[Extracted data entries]
################
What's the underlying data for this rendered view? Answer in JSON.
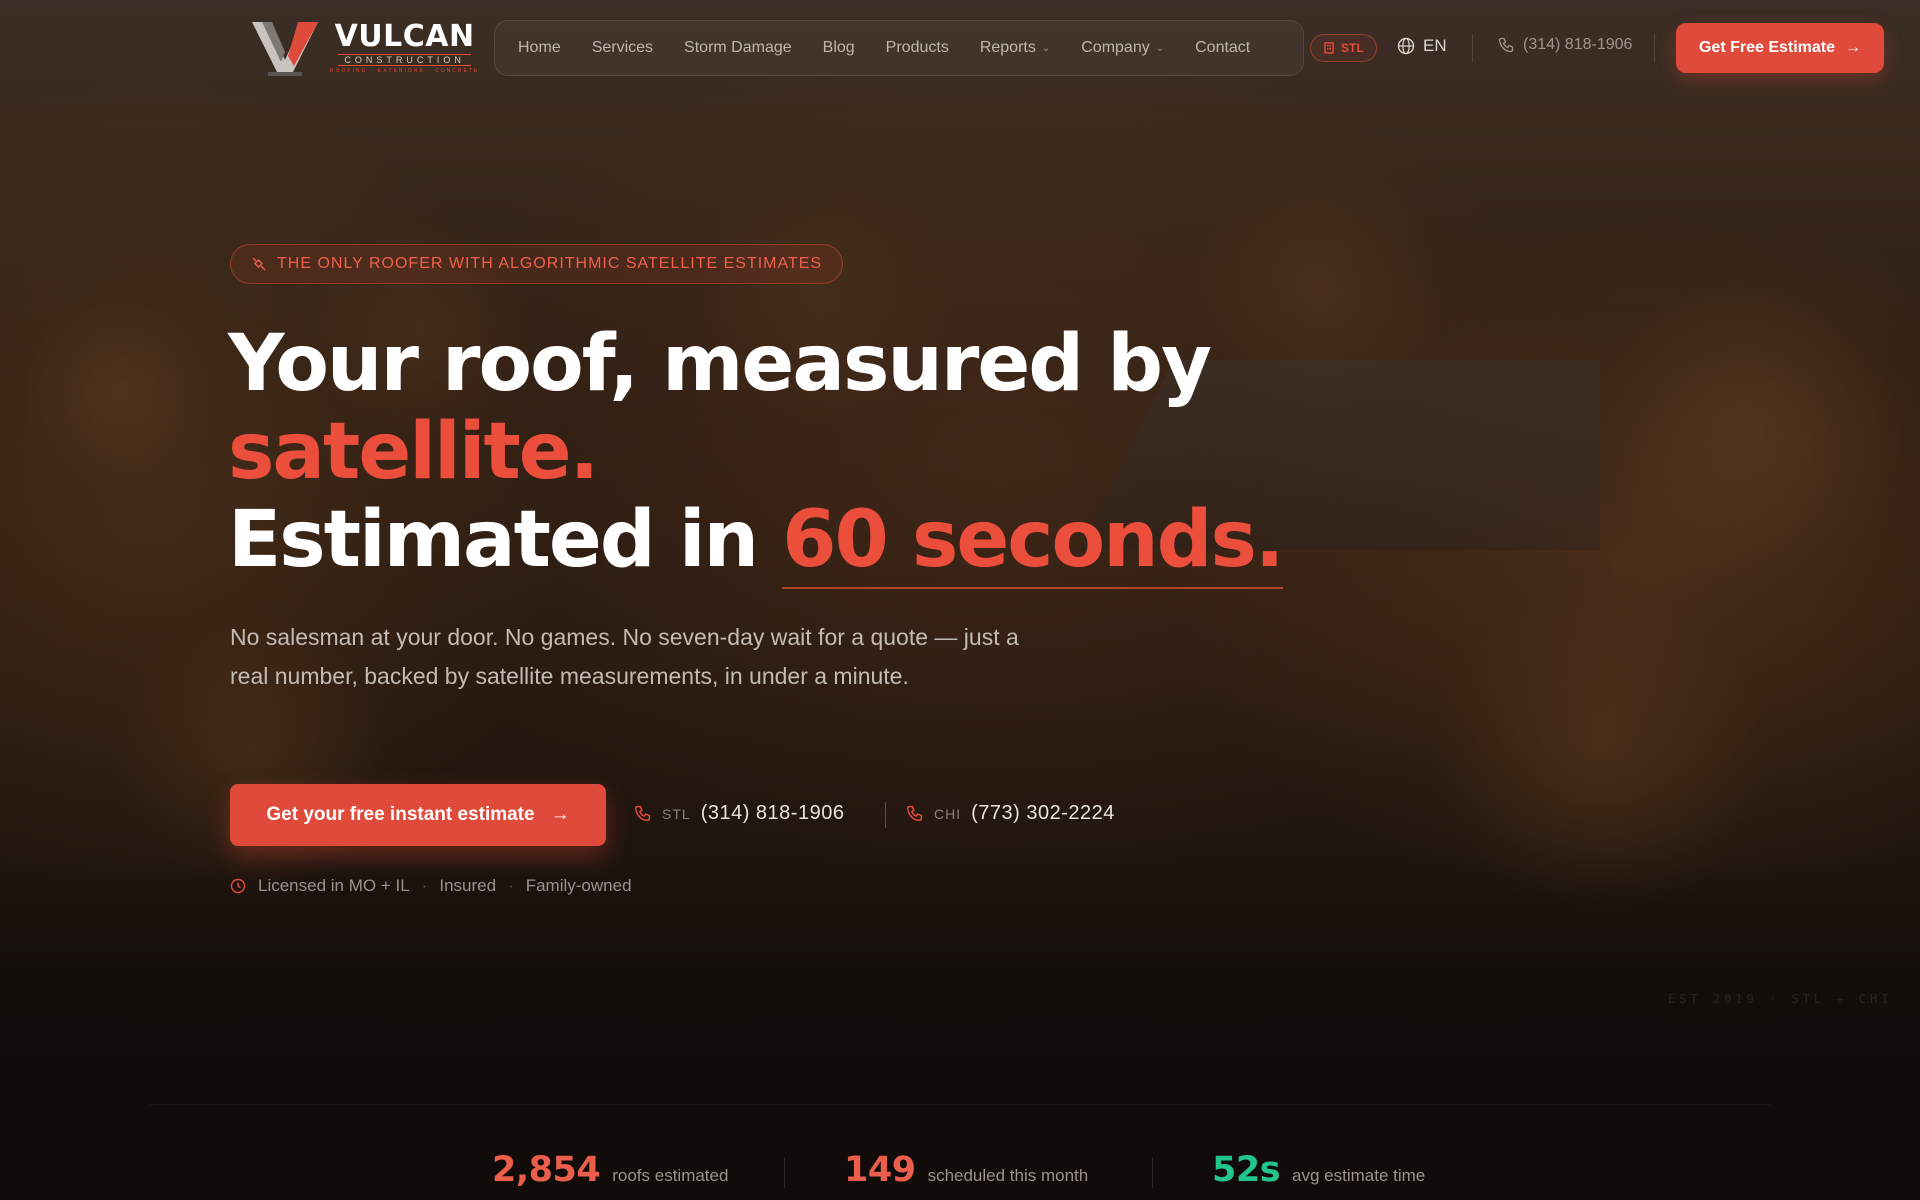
{
  "brand": {
    "name": "VULCAN",
    "sub": "CONSTRUCTION",
    "tagline": "ROOFING · EXTERIORS · CONCRETE"
  },
  "nav": {
    "links": [
      "Home",
      "Services",
      "Storm Damage",
      "Blog",
      "Products",
      "Reports",
      "Company",
      "Contact"
    ],
    "city_badge": "STL",
    "language": "EN",
    "phone": "(314) 818-1906",
    "cta": "Get Free Estimate"
  },
  "hero": {
    "eyebrow": "THE ONLY ROOFER WITH ALGORITHMIC SATELLITE ESTIMATES",
    "headline_line1": "Your roof, measured by",
    "headline_accent1": "satellite.",
    "headline_line3_prefix": "Estimated in",
    "headline_accent2": "60 seconds.",
    "subcopy": "No salesman at your door. No games. No seven-day wait for a quote — just a real number, backed by satellite measurements, in under a minute.",
    "cta": "Get your free instant estimate",
    "phones": [
      {
        "city": "STL",
        "number": "(314) 818-1906"
      },
      {
        "city": "CHI",
        "number": "(773) 302-2224"
      }
    ],
    "trust": [
      "Licensed in MO + IL",
      "Insured",
      "Family-owned"
    ],
    "established": "EST 2019 · STL + CHI"
  },
  "stats": [
    {
      "value": "2,854",
      "label": "roofs estimated",
      "color": "#ec5e4c"
    },
    {
      "value": "149",
      "label": "scheduled this month",
      "color": "#ec5e4c"
    },
    {
      "value": "52s",
      "label": "avg estimate time",
      "color": "#22c58b"
    }
  ],
  "colors": {
    "accent": "#e04a3a",
    "success": "#22c58b"
  }
}
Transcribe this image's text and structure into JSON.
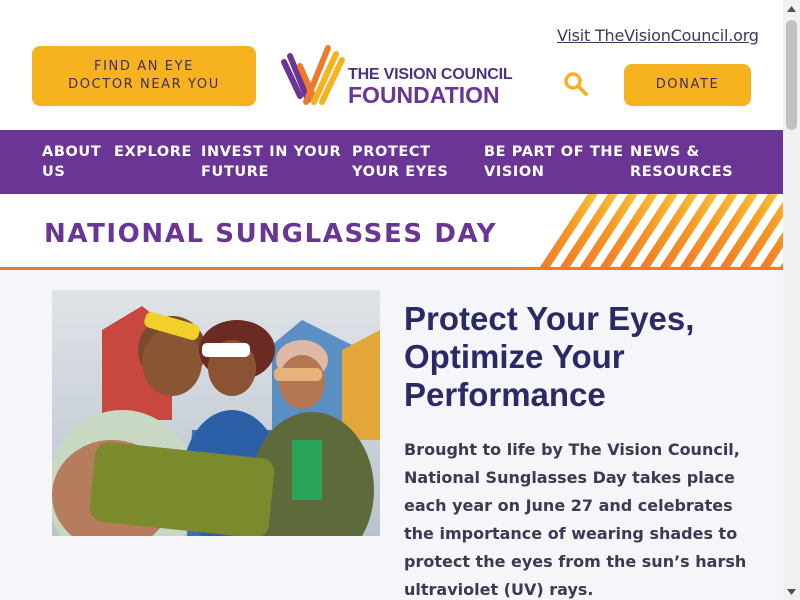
{
  "header": {
    "top_link": "Visit TheVisionCouncil.org",
    "find_button": "FIND AN EYE DOCTOR NEAR YOU",
    "find_button_line1": "FIND AN EYE",
    "find_button_line2": "DOCTOR NEAR YOU",
    "logo_line1": "THE VISION COUNCIL",
    "logo_line2": "FOUNDATION",
    "search_icon": "search-icon",
    "donate_button": "DONATE"
  },
  "nav": {
    "items": [
      {
        "line1": "ABOUT",
        "line2": "US"
      },
      {
        "line1": "EXPLORE",
        "line2": ""
      },
      {
        "line1": "INVEST IN YOUR",
        "line2": "FUTURE"
      },
      {
        "line1": "PROTECT",
        "line2": "YOUR EYES"
      },
      {
        "line1": "BE PART OF THE",
        "line2": "VISION"
      },
      {
        "line1": "NEWS &",
        "line2": "RESOURCES"
      }
    ]
  },
  "banner": {
    "title": "NATIONAL SUNGLASSES DAY"
  },
  "main": {
    "headline": "Protect Your Eyes, Optimize Your Performance",
    "body": "Brought to life by The Vision Council, National Sunglasses Day takes place each year on June 27 and celebrates the importance of wearing shades to protect the eyes from the sun’s harsh ultraviolet (UV) rays."
  },
  "colors": {
    "purple": "#6a3594",
    "yellow": "#f7b21f",
    "orange": "#f07a2b",
    "navy": "#2a2a66"
  }
}
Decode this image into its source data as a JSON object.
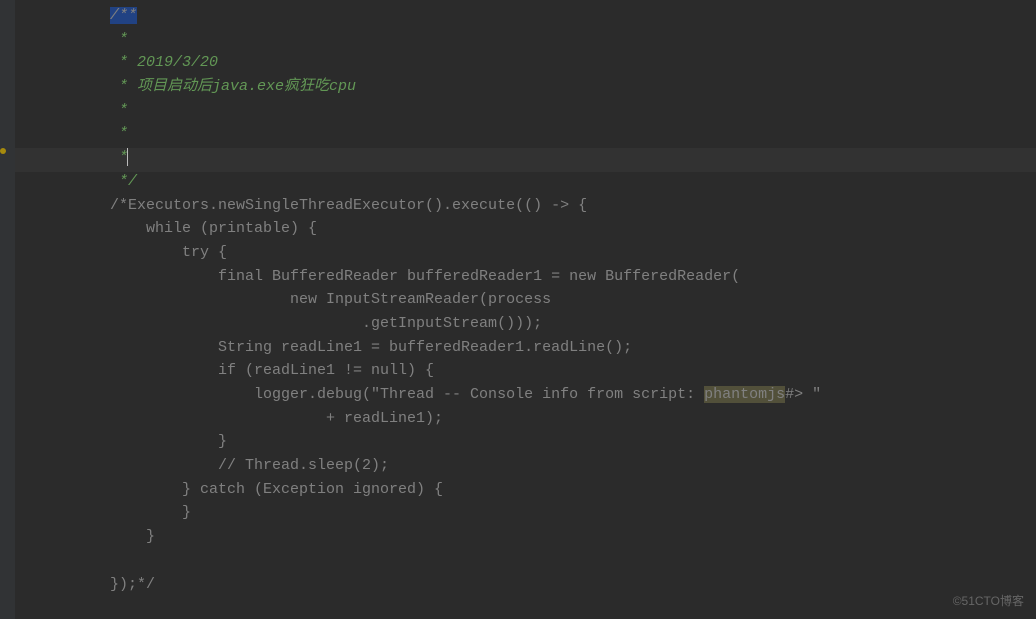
{
  "lines": {
    "l1": "/**",
    "l2": " *",
    "l3": " * 2019/3/20",
    "l4": " * 项目启动后java.exe疯狂吃cpu",
    "l5": " *",
    "l6": " *",
    "l7": " *",
    "l8": " */",
    "l9": "/*Executors.newSingleThreadExecutor().execute(() -> {",
    "l10": "    while (printable) {",
    "l11": "        try {",
    "l12": "            final BufferedReader bufferedReader1 = new BufferedReader(",
    "l13": "                    new InputStreamReader(process",
    "l14": "                            .getInputStream()));",
    "l15": "            String readLine1 = bufferedReader1.readLine();",
    "l16": "            if (readLine1 != null) {",
    "l17_a": "                logger.debug(\"Thread -- Console info from script: ",
    "l17_b": "phantomjs",
    "l17_c": "#> \"",
    "l18": "                        + readLine1);",
    "l19": "            }",
    "l20": "            // Thread.sleep(2);",
    "l21": "        } catch (Exception ignored) {",
    "l22": "        }",
    "l23": "    }",
    "l24": "",
    "l25": "});*/"
  },
  "watermark": "©51CTO博客"
}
################
CHALLENGE:
Exclude all images and restate the records above word for word.

OUTPUT OF THE EXERCISE:
What's the underlying data for this rendered view? Answer in JSON.
{
  "brand": {
    "name": "VULCAN",
    "sub": "CONSTRUCTION",
    "tagline": "ROOFING · EXTERIORS · CONCRETE"
  },
  "nav": {
    "links": [
      "Home",
      "Services",
      "Storm Damage",
      "Blog",
      "Products",
      "Reports",
      "Company",
      "Contact"
    ],
    "city_badge": "STL",
    "language": "EN",
    "phone": "(314) 818-1906",
    "cta": "Get Free Estimate"
  },
  "hero": {
    "eyebrow": "THE ONLY ROOFER WITH ALGORITHMIC SATELLITE ESTIMATES",
    "headline_line1": "Your roof, measured by",
    "headline_accent1": "satellite.",
    "headline_line3_prefix": "Estimated in",
    "headline_accent2": "60 seconds.",
    "subcopy": "No salesman at your door. No games. No seven-day wait for a quote — just a real number, backed by satellite measurements, in under a minute.",
    "cta": "Get your free instant estimate",
    "phones": [
      {
        "city": "STL",
        "number": "(314) 818-1906"
      },
      {
        "city": "CHI",
        "number": "(773) 302-2224"
      }
    ],
    "trust": [
      "Licensed in MO + IL",
      "Insured",
      "Family-owned"
    ],
    "established": "EST 2019 · STL + CHI"
  },
  "stats": [
    {
      "value": "2,854",
      "label": "roofs estimated",
      "color": "#ec5e4c"
    },
    {
      "value": "149",
      "label": "scheduled this month",
      "color": "#ec5e4c"
    },
    {
      "value": "52s",
      "label": "avg estimate time",
      "color": "#22c58b"
    }
  ],
  "colors": {
    "accent": "#e04a3a",
    "success": "#22c58b"
  }
}
Transcribe this image's text and structure into JSON.
{
  "header": {
    "top_link": "Visit TheVisionCouncil.org",
    "find_button": "FIND AN EYE DOCTOR NEAR YOU",
    "find_button_line1": "FIND AN EYE",
    "find_button_line2": "DOCTOR NEAR YOU",
    "logo_line1": "THE VISION COUNCIL",
    "logo_line2": "FOUNDATION",
    "search_icon": "search-icon",
    "donate_button": "DONATE"
  },
  "nav": {
    "items": [
      {
        "line1": "ABOUT",
        "line2": "US"
      },
      {
        "line1": "EXPLORE",
        "line2": ""
      },
      {
        "line1": "INVEST IN YOUR",
        "line2": "FUTURE"
      },
      {
        "line1": "PROTECT",
        "line2": "YOUR EYES"
      },
      {
        "line1": "BE PART OF THE",
        "line2": "VISION"
      },
      {
        "line1": "NEWS &",
        "line2": "RESOURCES"
      }
    ]
  },
  "banner": {
    "title": "NATIONAL SUNGLASSES DAY"
  },
  "main": {
    "headline": "Protect Your Eyes, Optimize Your Performance",
    "body": "Brought to life by The Vision Council, National Sunglasses Day takes place each year on June 27 and celebrates the importance of wearing shades to protect the eyes from the sun’s harsh ultraviolet (UV) rays."
  },
  "colors": {
    "purple": "#6a3594",
    "yellow": "#f7b21f",
    "orange": "#f07a2b",
    "navy": "#2a2a66"
  }
}
Decode this image into its source data as a JSON object.
{
  "lines": {
    "l1": "/**",
    "l2": " *",
    "l3": " * 2019/3/20",
    "l4": " * 项目启动后java.exe疯狂吃cpu",
    "l5": " *",
    "l6": " *",
    "l7": " *",
    "l8": " */",
    "l9": "/*Executors.newSingleThreadExecutor().execute(() -> {",
    "l10": "    while (printable) {",
    "l11": "        try {",
    "l12": "            final BufferedReader bufferedReader1 = new BufferedReader(",
    "l13": "                    new InputStreamReader(process",
    "l14": "                            .getInputStream()));",
    "l15": "            String readLine1 = bufferedReader1.readLine();",
    "l16": "            if (readLine1 != null) {",
    "l17_a": "                logger.debug(\"Thread -- Console info from script: ",
    "l17_b": "phantomjs",
    "l17_c": "#> \"",
    "l18": "                        + readLine1);",
    "l19": "            }",
    "l20": "            // Thread.sleep(2);",
    "l21": "        } catch (Exception ignored) {",
    "l22": "        }",
    "l23": "    }",
    "l24": "",
    "l25": "});*/"
  },
  "watermark": "©51CTO博客"
}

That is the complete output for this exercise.